Copy out all the records exactly.

— Start —

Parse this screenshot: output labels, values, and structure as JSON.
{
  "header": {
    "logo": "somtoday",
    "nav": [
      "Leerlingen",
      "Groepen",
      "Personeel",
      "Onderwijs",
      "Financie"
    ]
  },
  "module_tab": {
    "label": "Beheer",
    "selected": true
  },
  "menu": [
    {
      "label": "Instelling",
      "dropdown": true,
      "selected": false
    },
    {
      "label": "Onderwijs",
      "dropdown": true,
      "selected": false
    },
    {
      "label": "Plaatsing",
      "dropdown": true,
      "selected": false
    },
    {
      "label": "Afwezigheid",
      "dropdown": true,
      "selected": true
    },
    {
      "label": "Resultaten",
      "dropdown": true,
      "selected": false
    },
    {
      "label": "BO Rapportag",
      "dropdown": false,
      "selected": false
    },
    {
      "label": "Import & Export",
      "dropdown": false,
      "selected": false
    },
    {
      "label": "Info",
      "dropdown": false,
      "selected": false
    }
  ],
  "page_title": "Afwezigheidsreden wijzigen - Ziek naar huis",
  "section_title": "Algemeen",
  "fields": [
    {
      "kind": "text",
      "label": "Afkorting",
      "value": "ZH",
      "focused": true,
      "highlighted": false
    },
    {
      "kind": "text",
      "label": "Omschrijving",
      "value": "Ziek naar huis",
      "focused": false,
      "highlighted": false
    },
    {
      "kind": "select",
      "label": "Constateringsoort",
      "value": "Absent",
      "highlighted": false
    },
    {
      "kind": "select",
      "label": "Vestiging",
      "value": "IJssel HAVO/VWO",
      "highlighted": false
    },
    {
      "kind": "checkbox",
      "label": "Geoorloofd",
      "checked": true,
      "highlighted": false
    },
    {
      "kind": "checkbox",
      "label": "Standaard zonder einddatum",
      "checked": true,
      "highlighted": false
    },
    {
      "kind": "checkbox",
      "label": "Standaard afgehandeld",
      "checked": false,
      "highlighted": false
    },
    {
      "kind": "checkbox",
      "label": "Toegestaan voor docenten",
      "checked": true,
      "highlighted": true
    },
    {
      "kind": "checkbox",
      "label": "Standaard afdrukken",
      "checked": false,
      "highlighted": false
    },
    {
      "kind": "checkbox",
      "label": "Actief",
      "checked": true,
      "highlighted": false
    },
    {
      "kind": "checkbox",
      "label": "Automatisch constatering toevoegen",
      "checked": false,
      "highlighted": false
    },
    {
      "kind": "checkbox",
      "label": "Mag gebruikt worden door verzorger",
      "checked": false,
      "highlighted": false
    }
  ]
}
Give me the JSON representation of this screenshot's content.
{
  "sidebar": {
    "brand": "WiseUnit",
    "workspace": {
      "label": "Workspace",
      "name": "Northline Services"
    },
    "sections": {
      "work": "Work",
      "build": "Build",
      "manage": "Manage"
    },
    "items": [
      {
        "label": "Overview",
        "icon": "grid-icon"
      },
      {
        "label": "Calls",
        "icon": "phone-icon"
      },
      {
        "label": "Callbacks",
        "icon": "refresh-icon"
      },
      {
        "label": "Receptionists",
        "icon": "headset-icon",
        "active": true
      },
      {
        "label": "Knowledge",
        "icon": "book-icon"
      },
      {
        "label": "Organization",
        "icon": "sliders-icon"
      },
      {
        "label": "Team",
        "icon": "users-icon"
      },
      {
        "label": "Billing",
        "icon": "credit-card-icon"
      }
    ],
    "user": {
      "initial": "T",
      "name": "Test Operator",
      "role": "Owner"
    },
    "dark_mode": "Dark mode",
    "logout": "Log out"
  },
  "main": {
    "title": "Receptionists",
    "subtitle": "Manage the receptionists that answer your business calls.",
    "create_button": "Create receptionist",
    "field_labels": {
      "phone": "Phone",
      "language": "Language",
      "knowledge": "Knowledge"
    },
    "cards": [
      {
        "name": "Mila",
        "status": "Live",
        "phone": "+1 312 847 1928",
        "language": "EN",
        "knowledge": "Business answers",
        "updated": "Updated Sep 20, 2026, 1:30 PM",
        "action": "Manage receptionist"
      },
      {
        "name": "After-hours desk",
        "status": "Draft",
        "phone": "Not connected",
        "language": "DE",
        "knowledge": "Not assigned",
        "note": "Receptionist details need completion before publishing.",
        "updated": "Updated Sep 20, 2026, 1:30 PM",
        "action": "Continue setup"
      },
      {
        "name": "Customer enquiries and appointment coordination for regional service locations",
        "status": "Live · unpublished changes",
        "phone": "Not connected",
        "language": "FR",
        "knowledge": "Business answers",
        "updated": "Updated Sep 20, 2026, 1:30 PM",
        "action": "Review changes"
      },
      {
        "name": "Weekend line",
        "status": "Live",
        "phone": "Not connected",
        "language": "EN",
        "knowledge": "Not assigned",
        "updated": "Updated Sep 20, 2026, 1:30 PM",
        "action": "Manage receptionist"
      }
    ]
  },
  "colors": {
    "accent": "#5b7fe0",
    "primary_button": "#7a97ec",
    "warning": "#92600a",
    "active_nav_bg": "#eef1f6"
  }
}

— End —

◆ Answer to this problem ◆
Parse this screenshot: output labels, values, and structure as JSON.
{
  "header": {
    "logo": "somtoday",
    "nav": [
      "Leerlingen",
      "Groepen",
      "Personeel",
      "Onderwijs",
      "Financie"
    ]
  },
  "module_tab": {
    "label": "Beheer",
    "selected": true
  },
  "menu": [
    {
      "label": "Instelling",
      "dropdown": true,
      "selected": false
    },
    {
      "label": "Onderwijs",
      "dropdown": true,
      "selected": false
    },
    {
      "label": "Plaatsing",
      "dropdown": true,
      "selected": false
    },
    {
      "label": "Afwezigheid",
      "dropdown": true,
      "selected": true
    },
    {
      "label": "Resultaten",
      "dropdown": true,
      "selected": false
    },
    {
      "label": "BO Rapportag",
      "dropdown": false,
      "selected": false
    },
    {
      "label": "Import & Export",
      "dropdown": false,
      "selected": false
    },
    {
      "label": "Info",
      "dropdown": false,
      "selected": false
    }
  ],
  "page_title": "Afwezigheidsreden wijzigen - Ziek naar huis",
  "section_title": "Algemeen",
  "fields": [
    {
      "kind": "text",
      "label": "Afkorting",
      "value": "ZH",
      "focused": true,
      "highlighted": false
    },
    {
      "kind": "text",
      "label": "Omschrijving",
      "value": "Ziek naar huis",
      "focused": false,
      "highlighted": false
    },
    {
      "kind": "select",
      "label": "Constateringsoort",
      "value": "Absent",
      "highlighted": false
    },
    {
      "kind": "select",
      "label": "Vestiging",
      "value": "IJssel HAVO/VWO",
      "highlighted": false
    },
    {
      "kind": "checkbox",
      "label": "Geoorloofd",
      "checked": true,
      "highlighted": false
    },
    {
      "kind": "checkbox",
      "label": "Standaard zonder einddatum",
      "checked": true,
      "highlighted": false
    },
    {
      "kind": "checkbox",
      "label": "Standaard afgehandeld",
      "checked": false,
      "highlighted": false
    },
    {
      "kind": "checkbox",
      "label": "Toegestaan voor docenten",
      "checked": true,
      "highlighted": true
    },
    {
      "kind": "checkbox",
      "label": "Standaard afdrukken",
      "checked": false,
      "highlighted": false
    },
    {
      "kind": "checkbox",
      "label": "Actief",
      "checked": true,
      "highlighted": false
    },
    {
      "kind": "checkbox",
      "label": "Automatisch constatering toevoegen",
      "checked": false,
      "highlighted": false
    },
    {
      "kind": "checkbox",
      "label": "Mag gebruikt worden door verzorger",
      "checked": false,
      "highlighted": false
    }
  ]
}
Give me the JSON representation of this screenshot's content.
{
  "sidebar": {
    "brand": "WiseUnit",
    "workspace": {
      "label": "Workspace",
      "name": "Northline Services"
    },
    "sections": {
      "work": "Work",
      "build": "Build",
      "manage": "Manage"
    },
    "items": [
      {
        "label": "Overview",
        "icon": "grid-icon"
      },
      {
        "label": "Calls",
        "icon": "phone-icon"
      },
      {
        "label": "Callbacks",
        "icon": "refresh-icon"
      },
      {
        "label": "Receptionists",
        "icon": "headset-icon",
        "active": true
      },
      {
        "label": "Knowledge",
        "icon": "book-icon"
      },
      {
        "label": "Organization",
        "icon": "sliders-icon"
      },
      {
        "label": "Team",
        "icon": "users-icon"
      },
      {
        "label": "Billing",
        "icon": "credit-card-icon"
      }
    ],
    "user": {
      "initial": "T",
      "name": "Test Operator",
      "role": "Owner"
    },
    "dark_mode": "Dark mode",
    "logout": "Log out"
  },
  "main": {
    "title": "Receptionists",
    "subtitle": "Manage the receptionists that answer your business calls.",
    "create_button": "Create receptionist",
    "field_labels": {
      "phone": "Phone",
      "language": "Language",
      "knowledge": "Knowledge"
    },
    "cards": [
      {
        "name": "Mila",
        "status": "Live",
        "phone": "+1 312 847 1928",
        "language": "EN",
        "knowledge": "Business answers",
        "updated": "Updated Sep 20, 2026, 1:30 PM",
        "action": "Manage receptionist"
      },
      {
        "name": "After-hours desk",
        "status": "Draft",
        "phone": "Not connected",
        "language": "DE",
        "knowledge": "Not assigned",
        "note": "Receptionist details need completion before publishing.",
        "updated": "Updated Sep 20, 2026, 1:30 PM",
        "action": "Continue setup"
      },
      {
        "name": "Customer enquiries and appointment coordination for regional service locations",
        "status": "Live · unpublished changes",
        "phone": "Not connected",
        "language": "FR",
        "knowledge": "Business answers",
        "updated": "Updated Sep 20, 2026, 1:30 PM",
        "action": "Review changes"
      },
      {
        "name": "Weekend line",
        "status": "Live",
        "phone": "Not connected",
        "language": "EN",
        "knowledge": "Not assigned",
        "updated": "Updated Sep 20, 2026, 1:30 PM",
        "action": "Manage receptionist"
      }
    ]
  },
  "colors": {
    "accent": "#5b7fe0",
    "primary_button": "#7a97ec",
    "warning": "#92600a",
    "active_nav_bg": "#eef1f6"
  }
}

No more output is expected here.